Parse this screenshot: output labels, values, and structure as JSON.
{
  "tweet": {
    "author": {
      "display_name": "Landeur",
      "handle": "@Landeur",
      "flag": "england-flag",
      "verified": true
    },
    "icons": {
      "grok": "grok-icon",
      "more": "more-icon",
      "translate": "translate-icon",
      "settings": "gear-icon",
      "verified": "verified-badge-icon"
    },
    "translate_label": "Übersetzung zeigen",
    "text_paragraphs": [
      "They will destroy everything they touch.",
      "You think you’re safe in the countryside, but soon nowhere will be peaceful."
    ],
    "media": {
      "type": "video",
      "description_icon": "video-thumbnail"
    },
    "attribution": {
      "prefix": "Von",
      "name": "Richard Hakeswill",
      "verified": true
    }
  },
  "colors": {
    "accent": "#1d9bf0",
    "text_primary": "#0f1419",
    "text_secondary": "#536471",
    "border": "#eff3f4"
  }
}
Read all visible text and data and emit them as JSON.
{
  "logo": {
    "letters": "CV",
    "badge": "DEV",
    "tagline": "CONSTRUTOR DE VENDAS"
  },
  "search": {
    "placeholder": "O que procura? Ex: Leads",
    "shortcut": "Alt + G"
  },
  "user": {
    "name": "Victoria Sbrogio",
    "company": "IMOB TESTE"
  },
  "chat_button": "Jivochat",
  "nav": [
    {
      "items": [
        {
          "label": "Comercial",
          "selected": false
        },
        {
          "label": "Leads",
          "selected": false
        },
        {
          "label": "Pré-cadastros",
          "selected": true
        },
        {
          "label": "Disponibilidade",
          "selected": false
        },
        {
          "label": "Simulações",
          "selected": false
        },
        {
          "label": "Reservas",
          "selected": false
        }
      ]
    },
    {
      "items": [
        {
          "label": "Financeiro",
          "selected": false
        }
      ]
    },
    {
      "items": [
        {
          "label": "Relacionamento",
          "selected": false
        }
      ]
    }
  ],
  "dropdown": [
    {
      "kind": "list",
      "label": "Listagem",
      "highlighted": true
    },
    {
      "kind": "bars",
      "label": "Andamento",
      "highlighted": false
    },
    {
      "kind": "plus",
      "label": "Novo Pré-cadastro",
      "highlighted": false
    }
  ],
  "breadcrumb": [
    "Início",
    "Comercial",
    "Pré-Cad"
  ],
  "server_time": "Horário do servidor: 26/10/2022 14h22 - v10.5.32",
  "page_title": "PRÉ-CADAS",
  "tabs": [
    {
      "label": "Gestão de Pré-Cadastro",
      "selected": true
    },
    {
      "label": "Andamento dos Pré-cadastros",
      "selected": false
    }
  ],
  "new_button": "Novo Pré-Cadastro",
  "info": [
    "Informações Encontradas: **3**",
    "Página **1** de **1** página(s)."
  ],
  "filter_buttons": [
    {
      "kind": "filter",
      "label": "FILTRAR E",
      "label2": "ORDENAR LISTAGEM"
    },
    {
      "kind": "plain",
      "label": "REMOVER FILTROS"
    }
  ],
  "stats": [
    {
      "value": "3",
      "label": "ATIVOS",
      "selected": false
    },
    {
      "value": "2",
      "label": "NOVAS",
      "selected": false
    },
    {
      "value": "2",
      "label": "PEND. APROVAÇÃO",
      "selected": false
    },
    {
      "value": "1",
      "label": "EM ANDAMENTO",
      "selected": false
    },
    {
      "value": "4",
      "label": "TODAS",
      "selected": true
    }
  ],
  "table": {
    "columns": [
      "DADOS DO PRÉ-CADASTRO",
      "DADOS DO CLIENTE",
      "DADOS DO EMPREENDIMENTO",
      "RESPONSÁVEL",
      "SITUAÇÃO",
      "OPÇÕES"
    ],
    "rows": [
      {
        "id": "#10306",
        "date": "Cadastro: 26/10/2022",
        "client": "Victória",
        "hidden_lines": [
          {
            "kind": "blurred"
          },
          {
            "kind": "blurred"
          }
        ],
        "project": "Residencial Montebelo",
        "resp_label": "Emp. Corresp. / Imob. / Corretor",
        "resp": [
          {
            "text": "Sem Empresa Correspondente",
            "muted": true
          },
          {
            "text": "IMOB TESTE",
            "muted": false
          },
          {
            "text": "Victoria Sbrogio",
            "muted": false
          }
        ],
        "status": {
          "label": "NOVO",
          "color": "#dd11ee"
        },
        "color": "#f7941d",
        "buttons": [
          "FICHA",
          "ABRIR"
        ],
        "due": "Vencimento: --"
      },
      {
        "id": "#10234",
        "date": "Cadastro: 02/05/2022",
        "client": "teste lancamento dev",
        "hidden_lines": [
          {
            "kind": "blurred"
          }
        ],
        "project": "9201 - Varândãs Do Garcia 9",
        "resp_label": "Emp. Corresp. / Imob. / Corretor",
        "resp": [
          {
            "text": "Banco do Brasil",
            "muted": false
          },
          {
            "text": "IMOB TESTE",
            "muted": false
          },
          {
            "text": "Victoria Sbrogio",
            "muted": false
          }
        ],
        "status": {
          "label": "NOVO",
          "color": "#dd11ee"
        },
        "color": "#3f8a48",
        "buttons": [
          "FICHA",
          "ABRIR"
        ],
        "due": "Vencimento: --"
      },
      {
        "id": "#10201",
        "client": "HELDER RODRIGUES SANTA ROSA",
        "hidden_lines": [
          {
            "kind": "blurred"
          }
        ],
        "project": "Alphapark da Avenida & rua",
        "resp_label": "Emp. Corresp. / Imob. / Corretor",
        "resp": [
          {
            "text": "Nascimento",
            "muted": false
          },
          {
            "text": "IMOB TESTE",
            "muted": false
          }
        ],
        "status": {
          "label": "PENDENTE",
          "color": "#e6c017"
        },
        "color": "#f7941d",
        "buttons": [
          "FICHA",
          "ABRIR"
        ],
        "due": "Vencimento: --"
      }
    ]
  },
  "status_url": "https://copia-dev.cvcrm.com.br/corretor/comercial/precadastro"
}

┄┄┄┄┄┄┄┄┄┄

**Requirements**
Each line that holds the word "JSON" should be extracted from the records.

**Reply to the exercise**
Parse this screenshot: output labels, values, and structure as JSON.
Read all visible text and data and emit them as JSON.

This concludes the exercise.